[What this task involves]
Everything from the line holding "Extract the structured" through the last line below must be repeated exactly, and nothing else.
——————————
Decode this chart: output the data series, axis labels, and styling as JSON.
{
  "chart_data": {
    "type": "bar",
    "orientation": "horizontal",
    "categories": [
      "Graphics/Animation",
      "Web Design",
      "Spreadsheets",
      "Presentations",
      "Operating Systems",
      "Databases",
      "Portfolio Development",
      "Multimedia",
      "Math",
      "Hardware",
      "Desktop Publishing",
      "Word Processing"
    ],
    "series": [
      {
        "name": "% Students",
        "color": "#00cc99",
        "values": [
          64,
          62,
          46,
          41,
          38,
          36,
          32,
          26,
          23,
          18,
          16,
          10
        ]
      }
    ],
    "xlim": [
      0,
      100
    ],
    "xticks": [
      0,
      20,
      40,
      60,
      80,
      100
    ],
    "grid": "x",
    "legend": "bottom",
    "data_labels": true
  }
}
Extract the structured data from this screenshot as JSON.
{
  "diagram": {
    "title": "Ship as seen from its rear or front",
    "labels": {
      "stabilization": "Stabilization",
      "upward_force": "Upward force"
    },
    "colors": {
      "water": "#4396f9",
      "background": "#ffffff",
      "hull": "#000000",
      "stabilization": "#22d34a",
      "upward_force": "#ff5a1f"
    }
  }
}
——————————
[Answer in full]
Extract the structured data from this screenshot as JSON.
{
  "diagram": {
    "title": "Ship as seen from its rear or front",
    "labels": {
      "stabilization": "Stabilization",
      "upward_force": "Upward force"
    },
    "colors": {
      "water": "#4396f9",
      "background": "#ffffff",
      "hull": "#000000",
      "stabilization": "#22d34a",
      "upward_force": "#ff5a1f"
    }
  }
}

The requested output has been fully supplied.